PROBLEM: Count the lines in the items below that contain the string "this", treating uppercase and lowercase letters as different, and reply with the number alone.

ENTRIES PROVIDED:
────────────────────

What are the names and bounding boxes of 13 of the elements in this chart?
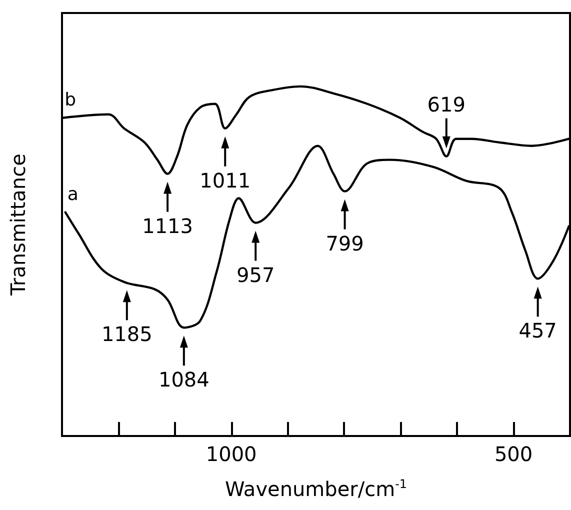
series-label: a: [67, 184, 78, 205]
annotation: 1084: [158, 368, 210, 392]
annotation: 1011: [200, 168, 251, 192]
annotation: 799: [326, 231, 364, 256]
series-label: b: [64, 89, 76, 110]
annotation: 957: [236, 262, 275, 287]
annotation: 1185: [101, 322, 152, 346]
x-tick-label: 500: [494, 442, 533, 466]
annotation: 1113: [142, 214, 194, 238]
x-tick-label: 1000: [206, 442, 257, 466]
y-axis-title: Transmittance: [6, 154, 30, 296]
annotation: 457: [518, 318, 557, 343]
annotation: 619: [427, 92, 466, 116]
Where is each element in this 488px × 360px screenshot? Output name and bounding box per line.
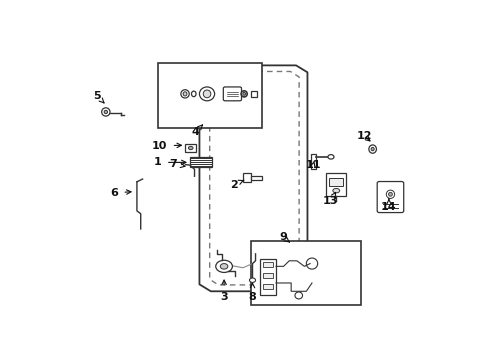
Ellipse shape — [102, 108, 110, 116]
Text: 12: 12 — [356, 131, 371, 141]
Bar — [250, 242, 360, 305]
Text: 4: 4 — [191, 125, 202, 137]
Bar — [189, 157, 211, 167]
Text: 7: 7 — [169, 159, 184, 169]
Bar — [263, 284, 272, 288]
Ellipse shape — [104, 110, 107, 114]
Text: 10: 10 — [152, 141, 181, 151]
Bar — [250, 176, 262, 180]
Ellipse shape — [386, 190, 394, 198]
Bar — [329, 177, 343, 186]
Circle shape — [215, 260, 232, 273]
Bar — [311, 154, 315, 169]
Text: 6: 6 — [110, 188, 131, 198]
Ellipse shape — [191, 91, 196, 96]
FancyBboxPatch shape — [223, 87, 241, 101]
Ellipse shape — [199, 87, 214, 101]
Text: 11: 11 — [305, 160, 320, 170]
Text: 2: 2 — [229, 180, 244, 190]
Text: 8: 8 — [248, 283, 256, 302]
Ellipse shape — [188, 146, 193, 150]
Ellipse shape — [203, 90, 210, 98]
Bar — [263, 262, 272, 267]
Text: 5: 5 — [93, 91, 104, 103]
Ellipse shape — [370, 148, 373, 151]
Circle shape — [327, 155, 333, 159]
Text: 14: 14 — [380, 199, 396, 212]
Ellipse shape — [388, 192, 391, 196]
Circle shape — [220, 264, 227, 269]
Text: 9: 9 — [278, 232, 289, 242]
Bar — [243, 174, 250, 182]
Bar — [326, 174, 346, 195]
Ellipse shape — [181, 90, 189, 98]
Ellipse shape — [332, 188, 339, 193]
Bar — [158, 63, 262, 128]
Bar — [185, 144, 196, 152]
Ellipse shape — [243, 93, 245, 95]
Bar — [263, 273, 272, 278]
Text: 13: 13 — [322, 193, 337, 206]
Ellipse shape — [368, 145, 376, 153]
Ellipse shape — [241, 91, 247, 97]
Circle shape — [249, 278, 255, 283]
Bar — [250, 91, 256, 97]
Text: 1: 1 — [154, 157, 185, 167]
Bar — [260, 260, 275, 296]
Ellipse shape — [183, 92, 186, 96]
FancyBboxPatch shape — [376, 181, 403, 212]
Text: 3: 3 — [220, 280, 227, 302]
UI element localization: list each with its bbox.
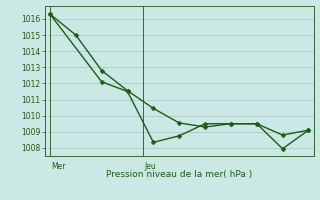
- X-axis label: Pression niveau de la mer( hPa ): Pression niveau de la mer( hPa ): [106, 170, 252, 179]
- Text: Mer: Mer: [51, 162, 66, 171]
- Text: Jeu: Jeu: [144, 162, 156, 171]
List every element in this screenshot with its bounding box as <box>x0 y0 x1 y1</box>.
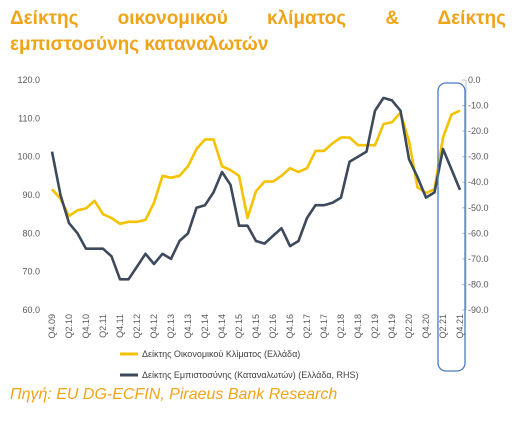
right-tick-label: -70.0 <box>468 254 489 264</box>
right-tick-label: -60.0 <box>468 228 489 238</box>
series-group <box>50 96 462 281</box>
right-tick-label: -90.0 <box>468 305 489 315</box>
x-tick-label: Q2.21 <box>438 314 448 339</box>
x-tick-label: Q4.10 <box>81 314 91 339</box>
right-tick-label: -30.0 <box>468 152 489 162</box>
legend-label-economic-climate: Δείκτης Οικονομικού Κλίματος (Ελλάδα) <box>142 349 300 359</box>
x-tick-label: Q4.12 <box>149 314 159 339</box>
x-tick-label: Q4.21 <box>455 314 465 339</box>
left-tick-label: 60.0 <box>22 305 40 315</box>
x-tick-label: Q4.16 <box>285 314 295 339</box>
right-tick-label: -80.0 <box>468 279 489 289</box>
left-tick-label: 110.0 <box>18 113 40 123</box>
x-tick-label: Q2.15 <box>234 314 244 339</box>
series-line-economic-climate <box>51 109 461 226</box>
left-tick-label: 70.0 <box>22 267 40 277</box>
left-tick-label: 100.0 <box>17 152 40 162</box>
x-tick-label: Q2.16 <box>268 314 278 339</box>
legend: Δείκτης Οικονομικού Κλίματος (Ελλάδα) Δε… <box>120 349 359 380</box>
x-tick-label: Q4.14 <box>217 314 227 339</box>
right-tick-label: -40.0 <box>468 177 489 187</box>
title-line-1: Δείκτης οικονομικού κλίματος & Δείκτης <box>10 8 506 29</box>
x-tick-label: Q2.12 <box>132 314 142 339</box>
x-tick-label: Q2.20 <box>404 314 414 339</box>
chart-title: Δείκτης οικονομικού κλίματος & Δείκτης ε… <box>10 6 506 58</box>
x-tick-label: Q2.10 <box>64 314 74 339</box>
x-tick-label: Q2.14 <box>200 314 210 339</box>
right-tick-label: -50.0 <box>468 203 489 213</box>
left-tick-label: 90.0 <box>22 190 40 200</box>
right-tick-label: 0.0 <box>468 75 481 85</box>
x-tick-label: Q4.11 <box>115 314 125 338</box>
series-line-consumer-confidence <box>50 96 462 281</box>
x-tick-label: Q4.20 <box>421 314 431 339</box>
left-tick-label: 120.0 <box>17 75 40 85</box>
right-tick-label: -10.0 <box>468 101 489 111</box>
x-tick-label: Q2.17 <box>302 314 312 339</box>
x-tick-label: Q4.13 <box>183 314 193 339</box>
right-tick-label: -20.0 <box>468 126 489 136</box>
x-tick-label: Q2.19 <box>370 314 380 339</box>
right-axis: 0.0 -10.0 -20.0 -30.0 -40.0 -50.0 -60.0 -70.0 -8… <box>462 75 489 315</box>
left-tick-label: 80.0 <box>22 228 40 238</box>
x-tick-label: Q4.09 <box>47 314 57 339</box>
line-chart: 120.0 110.0 100.0 90.0 80.0 70.0 60.0 0.0 -10.0… <box>17 75 489 380</box>
x-tick-label: Q4.19 <box>387 314 397 339</box>
x-tick-label: Q2.13 <box>166 314 176 339</box>
x-tick-label: Q4.17 <box>319 314 329 339</box>
left-axis: 120.0 110.0 100.0 90.0 80.0 70.0 60.0 <box>17 75 40 315</box>
source-note: Πηγή: EU DG-ECFIN, Piraeus Bank Research <box>10 386 338 403</box>
x-tick-label: Q4.18 <box>353 314 363 339</box>
x-tick-label: Q2.18 <box>336 314 346 339</box>
x-tick-label: Q4.15 <box>251 314 261 339</box>
legend-label-consumer-confidence: Δείκτης Εμπιστοσύνης (Καταναλωτών) (Ελλά… <box>142 370 359 380</box>
highlight-box <box>437 82 466 372</box>
x-axis: Q4.09 Q2.10 Q4.10 Q2.11 Q4.11 Q2.12 Q4.12 Q2.13… <box>47 314 465 339</box>
x-tick-label: Q2.11 <box>98 314 108 338</box>
title-line-2: εμπιστοσύνης καταναλωτών <box>10 34 269 55</box>
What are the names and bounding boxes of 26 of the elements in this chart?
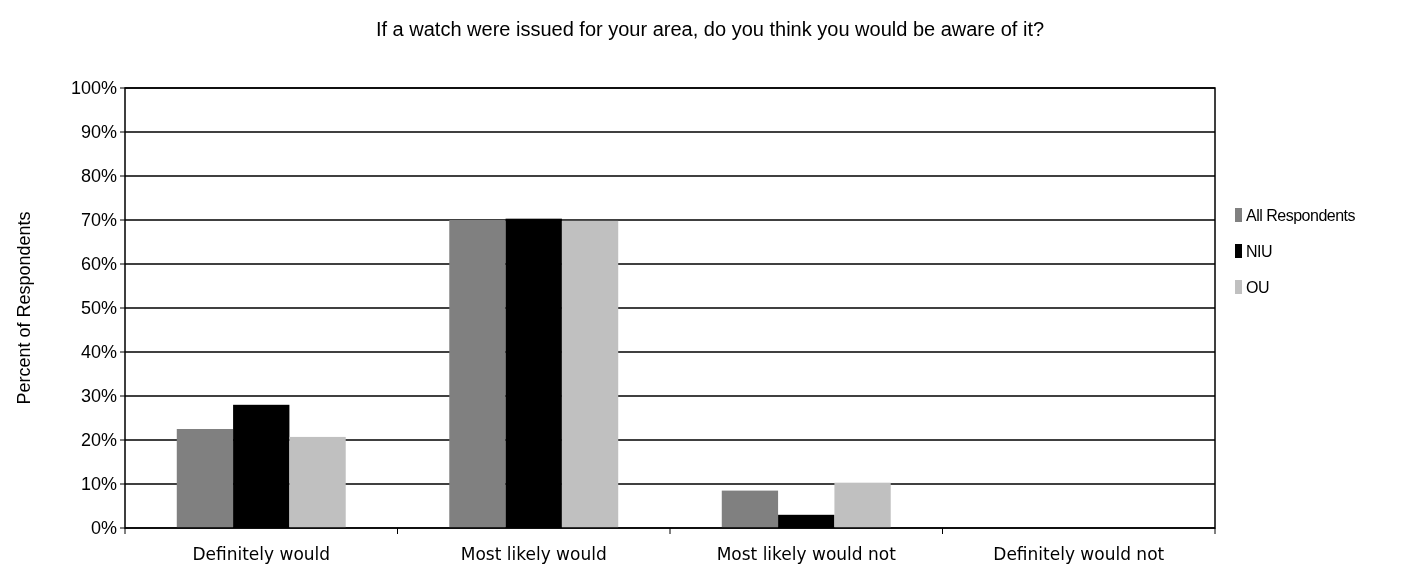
- bar: [561, 220, 619, 528]
- y-tick-label: 20%: [80, 430, 117, 451]
- y-tick-label: 0%: [90, 518, 117, 539]
- y-tick-label: 40%: [80, 342, 117, 363]
- bar: [449, 220, 506, 528]
- y-tick-label: 80%: [80, 166, 117, 187]
- legend-label: All Respondents: [1246, 206, 1356, 224]
- y-tick-label: 70%: [80, 210, 117, 231]
- y-tick-label: 30%: [80, 386, 117, 407]
- y-tick-label: 90%: [80, 122, 117, 143]
- legend-label: NIU: [1246, 242, 1273, 260]
- y-tick-label: 50%: [80, 298, 117, 319]
- x-tick-label: Definitely would not: [993, 544, 1165, 564]
- y-tick-label: 60%: [80, 254, 117, 275]
- y-axis-title: Percent of Respondents: [14, 211, 34, 405]
- bar: [721, 490, 779, 528]
- x-tick-label: Definitely would: [192, 544, 331, 564]
- bar: [834, 482, 891, 528]
- x-tick-label: Most likely would not: [716, 544, 897, 564]
- chart-title: If a watch were issued for your area, do you think you would be aware of it?: [375, 18, 1045, 40]
- bar: [289, 436, 346, 528]
- x-tick-label: Most likely would: [460, 544, 607, 564]
- y-tick-label: 100%: [70, 78, 117, 99]
- bar: [176, 429, 234, 528]
- y-tick-label: 10%: [80, 474, 117, 495]
- legend-label: OU: [1246, 278, 1269, 296]
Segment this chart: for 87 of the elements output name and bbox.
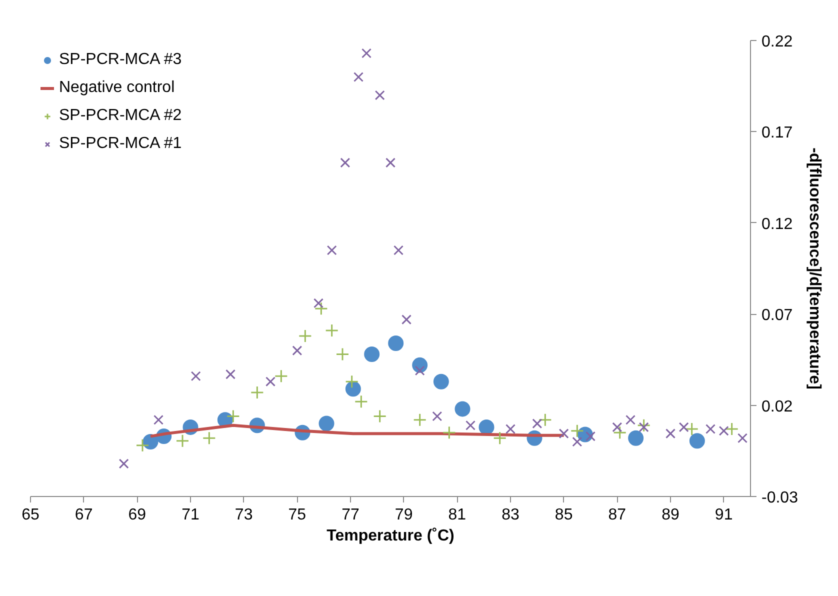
x-tick-label: 69 [128, 506, 146, 524]
point [314, 298, 324, 308]
y-tick-label: 0.02 [762, 398, 793, 416]
point [738, 433, 748, 444]
x-tick-label: 83 [502, 506, 520, 524]
x-tick-label: 87 [608, 506, 626, 524]
legend-label: SP-PCR-MCA #1 [59, 135, 182, 153]
point [394, 245, 404, 256]
x-tick-label: 67 [74, 506, 93, 524]
point [628, 430, 644, 446]
point [136, 438, 150, 452]
point [292, 346, 302, 356]
x-tick-label: 75 [288, 506, 306, 524]
point [318, 416, 334, 432]
x-tick-label: 91 [714, 506, 733, 524]
point [374, 90, 385, 100]
point [558, 428, 569, 439]
point [336, 347, 350, 361]
point [402, 314, 412, 325]
point [532, 418, 542, 429]
point [432, 411, 442, 422]
point [433, 374, 449, 390]
point [442, 426, 456, 440]
point [354, 394, 368, 408]
point [314, 302, 328, 316]
point [373, 409, 387, 423]
point [345, 374, 359, 388]
y-tick-label: 0.22 [762, 34, 793, 50]
point [478, 419, 494, 435]
y-tick-label: 0.07 [762, 307, 793, 324]
point [572, 436, 582, 447]
legend-label: SP-PCR-MCA #2 [59, 107, 182, 125]
point [266, 376, 276, 387]
point [638, 422, 649, 432]
y-tick-label: 0.12 [762, 216, 793, 233]
point [725, 422, 739, 436]
legend-label: Negative control [59, 79, 175, 97]
x-tick-label: 79 [394, 506, 413, 524]
x-tick-label: 71 [182, 506, 200, 524]
point [154, 414, 164, 425]
point [706, 424, 716, 434]
point [506, 424, 516, 434]
x-axis-title: Temperature (˚C) [326, 528, 454, 544]
point [226, 369, 236, 380]
x-tick-label: 77 [342, 506, 360, 524]
point [250, 386, 264, 400]
point [386, 158, 396, 168]
point [362, 48, 372, 58]
x-tick-label: 89 [662, 506, 680, 524]
point [413, 413, 427, 427]
point [354, 72, 364, 82]
point [570, 424, 584, 438]
x-tick-label: 65 [22, 506, 40, 524]
y-tick-label: 0.17 [762, 124, 793, 142]
point [176, 434, 190, 448]
point [325, 324, 339, 338]
point [689, 433, 705, 449]
point [345, 381, 361, 397]
point [340, 158, 350, 168]
point [364, 346, 380, 362]
point [226, 409, 240, 423]
point [493, 431, 507, 445]
point [626, 414, 636, 425]
point [414, 366, 425, 376]
point [666, 428, 676, 439]
point [637, 418, 651, 432]
point [718, 426, 729, 436]
point [538, 413, 552, 427]
point [454, 401, 470, 417]
point [298, 329, 312, 343]
point [202, 431, 216, 445]
y-tick-label: -0.03 [762, 490, 798, 506]
x-tick-label: 81 [448, 506, 466, 524]
point [190, 371, 201, 382]
point [466, 420, 476, 430]
point [678, 422, 689, 432]
point [613, 426, 627, 440]
x-tick-label: 73 [234, 506, 253, 524]
point [118, 458, 129, 469]
x-tick-label: 85 [554, 506, 573, 524]
point [326, 245, 337, 256]
legend-label: SP-PCR-MCA #3 [59, 51, 182, 69]
point [388, 336, 404, 352]
point [612, 422, 622, 432]
point [685, 422, 699, 436]
point [274, 369, 288, 383]
y-axis-title: -d[fluorescence]/d[temperature] [806, 148, 823, 390]
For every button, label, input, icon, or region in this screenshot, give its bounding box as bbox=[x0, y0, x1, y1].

────────────────────

FINISHED ANSWER: 6